Selected text:
● ● ● ● ●
Comcast this spring announced that 42 million households had activated Peacock accounts, demonstrating an awareness for the service. Still, executives acknowledge that only about a third of those households — roughly 14 million — use the service regularly.


Peacock hasn’t gained the traction of industry leaders Netflix, which has nearly 74 million domestic subscribers, and Disney+, which has an estimated 38 million domestic subscribers, according to research firm MoffettNathanson. Those services rely on monthly subscriber fees, unlike Peacock, which derives much of its revenue from advertising.

NBCUniversal already has booked $500 million in advertising commitments for Peacock for the upcoming TV season.

The streamer is available in three options: a free basic tier, a $4.99-a-month premium service (the most popular plan) and a $9.99-a-month plan with limited ads.

But, in a worrisome sign, Peacock has just 3 million paying customers, according to an estimate by MoffetNathanson. (Comcast executives disputed that, but they declined to provide the actual figure).

“Peacock hasn’t given us a reason to be a subscriber,” said Eunice Shin, L.A.-based head of media and entertainment for the consulting firm Prophet. “But they’ve had challenges that none of the other streaming services have faced.”
● ● ● ● ●
Dataset:
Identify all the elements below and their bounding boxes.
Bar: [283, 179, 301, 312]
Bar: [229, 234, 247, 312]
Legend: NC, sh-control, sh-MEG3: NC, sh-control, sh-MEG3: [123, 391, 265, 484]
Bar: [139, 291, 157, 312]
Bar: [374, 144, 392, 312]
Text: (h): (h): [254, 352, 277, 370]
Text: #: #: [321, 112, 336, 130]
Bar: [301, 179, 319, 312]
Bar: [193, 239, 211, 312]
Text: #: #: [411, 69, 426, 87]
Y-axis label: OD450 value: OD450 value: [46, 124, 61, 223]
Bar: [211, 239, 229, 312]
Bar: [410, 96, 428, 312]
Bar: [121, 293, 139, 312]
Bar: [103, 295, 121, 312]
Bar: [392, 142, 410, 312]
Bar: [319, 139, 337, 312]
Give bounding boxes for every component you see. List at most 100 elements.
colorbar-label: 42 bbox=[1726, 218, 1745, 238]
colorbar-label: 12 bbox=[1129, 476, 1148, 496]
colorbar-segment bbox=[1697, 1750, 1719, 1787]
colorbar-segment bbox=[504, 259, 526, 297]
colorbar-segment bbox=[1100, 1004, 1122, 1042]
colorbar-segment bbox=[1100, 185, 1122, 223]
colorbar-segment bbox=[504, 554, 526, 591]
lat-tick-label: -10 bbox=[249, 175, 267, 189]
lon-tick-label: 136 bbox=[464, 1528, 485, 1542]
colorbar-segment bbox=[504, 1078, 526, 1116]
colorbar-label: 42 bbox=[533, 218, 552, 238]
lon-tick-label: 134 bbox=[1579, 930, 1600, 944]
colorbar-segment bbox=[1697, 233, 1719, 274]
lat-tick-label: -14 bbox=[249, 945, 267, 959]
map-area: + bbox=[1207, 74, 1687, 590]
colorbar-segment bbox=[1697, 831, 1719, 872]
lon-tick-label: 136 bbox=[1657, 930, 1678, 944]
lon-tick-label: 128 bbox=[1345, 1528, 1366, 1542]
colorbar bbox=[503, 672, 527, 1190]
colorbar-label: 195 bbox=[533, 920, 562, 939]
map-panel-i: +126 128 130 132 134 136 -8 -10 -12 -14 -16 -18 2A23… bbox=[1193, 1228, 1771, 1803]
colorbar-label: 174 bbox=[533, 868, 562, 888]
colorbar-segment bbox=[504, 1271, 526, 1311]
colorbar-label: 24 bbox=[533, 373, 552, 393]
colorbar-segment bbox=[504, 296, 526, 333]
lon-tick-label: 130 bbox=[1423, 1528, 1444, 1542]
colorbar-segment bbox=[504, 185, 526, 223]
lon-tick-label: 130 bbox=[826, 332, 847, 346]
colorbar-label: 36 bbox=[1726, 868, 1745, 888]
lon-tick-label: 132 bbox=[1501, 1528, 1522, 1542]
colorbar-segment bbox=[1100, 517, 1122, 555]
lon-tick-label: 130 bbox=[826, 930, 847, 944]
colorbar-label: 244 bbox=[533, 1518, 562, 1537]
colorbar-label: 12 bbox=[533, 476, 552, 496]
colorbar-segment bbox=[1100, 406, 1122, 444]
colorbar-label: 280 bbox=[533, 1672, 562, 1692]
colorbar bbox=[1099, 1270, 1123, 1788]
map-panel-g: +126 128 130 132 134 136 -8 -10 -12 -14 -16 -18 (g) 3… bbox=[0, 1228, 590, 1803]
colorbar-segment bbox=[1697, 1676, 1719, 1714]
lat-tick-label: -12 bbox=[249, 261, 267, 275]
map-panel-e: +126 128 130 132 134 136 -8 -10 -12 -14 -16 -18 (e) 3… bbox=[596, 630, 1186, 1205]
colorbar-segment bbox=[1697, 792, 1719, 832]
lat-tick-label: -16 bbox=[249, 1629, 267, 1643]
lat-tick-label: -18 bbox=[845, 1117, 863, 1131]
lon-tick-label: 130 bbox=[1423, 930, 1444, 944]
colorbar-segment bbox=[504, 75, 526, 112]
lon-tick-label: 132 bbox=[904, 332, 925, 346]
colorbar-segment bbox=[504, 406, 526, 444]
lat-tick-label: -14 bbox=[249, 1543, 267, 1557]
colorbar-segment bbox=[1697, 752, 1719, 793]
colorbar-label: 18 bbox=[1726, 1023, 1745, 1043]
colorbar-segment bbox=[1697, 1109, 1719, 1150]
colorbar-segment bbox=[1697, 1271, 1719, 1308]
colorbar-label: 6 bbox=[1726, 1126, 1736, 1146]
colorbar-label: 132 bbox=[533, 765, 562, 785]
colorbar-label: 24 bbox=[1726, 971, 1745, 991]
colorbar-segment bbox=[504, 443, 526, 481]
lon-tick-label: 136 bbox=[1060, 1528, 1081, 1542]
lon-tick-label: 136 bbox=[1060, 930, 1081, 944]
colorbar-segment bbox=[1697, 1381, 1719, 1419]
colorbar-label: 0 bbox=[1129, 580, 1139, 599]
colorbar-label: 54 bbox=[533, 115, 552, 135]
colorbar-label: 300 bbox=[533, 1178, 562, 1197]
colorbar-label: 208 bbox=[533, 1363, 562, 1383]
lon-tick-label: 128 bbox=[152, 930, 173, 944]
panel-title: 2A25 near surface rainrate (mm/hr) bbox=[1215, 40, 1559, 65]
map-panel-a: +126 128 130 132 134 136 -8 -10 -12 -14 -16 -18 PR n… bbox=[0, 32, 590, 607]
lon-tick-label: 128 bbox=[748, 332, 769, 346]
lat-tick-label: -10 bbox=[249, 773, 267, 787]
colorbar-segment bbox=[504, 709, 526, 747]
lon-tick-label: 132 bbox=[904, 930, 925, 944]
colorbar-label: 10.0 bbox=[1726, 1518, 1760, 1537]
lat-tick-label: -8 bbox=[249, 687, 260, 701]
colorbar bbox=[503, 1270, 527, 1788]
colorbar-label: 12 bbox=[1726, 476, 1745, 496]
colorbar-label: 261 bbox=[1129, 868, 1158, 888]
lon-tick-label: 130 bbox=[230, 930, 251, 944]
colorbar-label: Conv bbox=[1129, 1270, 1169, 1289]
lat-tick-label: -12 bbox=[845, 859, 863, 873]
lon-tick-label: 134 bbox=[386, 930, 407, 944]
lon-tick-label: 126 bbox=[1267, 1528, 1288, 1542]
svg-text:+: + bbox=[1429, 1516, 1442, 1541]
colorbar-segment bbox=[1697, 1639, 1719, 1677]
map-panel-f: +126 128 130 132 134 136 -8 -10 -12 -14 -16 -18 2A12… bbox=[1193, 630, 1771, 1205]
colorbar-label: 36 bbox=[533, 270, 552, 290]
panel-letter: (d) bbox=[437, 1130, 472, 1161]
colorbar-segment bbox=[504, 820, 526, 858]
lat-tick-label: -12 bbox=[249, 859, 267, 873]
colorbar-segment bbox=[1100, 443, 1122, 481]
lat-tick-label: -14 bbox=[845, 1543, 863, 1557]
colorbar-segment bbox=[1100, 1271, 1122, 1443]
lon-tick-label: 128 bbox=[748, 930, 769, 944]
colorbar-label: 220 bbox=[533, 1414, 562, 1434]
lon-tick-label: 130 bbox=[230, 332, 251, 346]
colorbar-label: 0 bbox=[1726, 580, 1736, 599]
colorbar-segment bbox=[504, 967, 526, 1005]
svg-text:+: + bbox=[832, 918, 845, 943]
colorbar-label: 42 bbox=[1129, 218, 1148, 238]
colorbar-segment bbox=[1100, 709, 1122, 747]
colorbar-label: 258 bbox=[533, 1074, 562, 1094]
● ● ● ● ●
What to work on:
a. Do these statements agree with the passage on Peacock? (i) Netflix has nearly 74 million domestic subscribers. (ii) The $9.99-a-month plan is Peacock's most popular option. (iii) NBCUniversal has booked $500 million in advertising commitments for Peacock for the upcoming TV season. Answer yes or no for each, quoting the deciding words.
b. Rewrite everything from "Comcast this spring" down to "upcoming TV season." in the passage on Peacock, changing "Disney+" to "Disney Plus".
The rows have no connection to the passage on Peacock.

Solution list:
a.
(i) Yes: "Netflix, which has nearly 74 million domestic subscribers"
(ii) No: "a $4.99-a-month premium service (the most popular plan)"
(iii) Yes: "NBCUniversal already has booked $500 million in advertising commitments for Peacock for the upcoming TV season"

b.
Comcast this spring announced that 42 million households had activated Peacock accounts, demonstrating an awareness for the service. Still, executives acknowledge that only about a third of those households — roughly 14 million — use the service regularly.


Peacock hasn’t gained the traction of industry leaders Netflix, which has nearly 74 million domestic subscribers, and Disney Plus, which has an estimated 38 million domestic subscribers, according to research firm MoffettNathanson. Those services rely on monthly subscriber fees, unlike Peacock, which derives much of its revenue from advertising.

NBCUniversal already has booked $500 million in advertising commitments for Peacock for the upcoming TV season.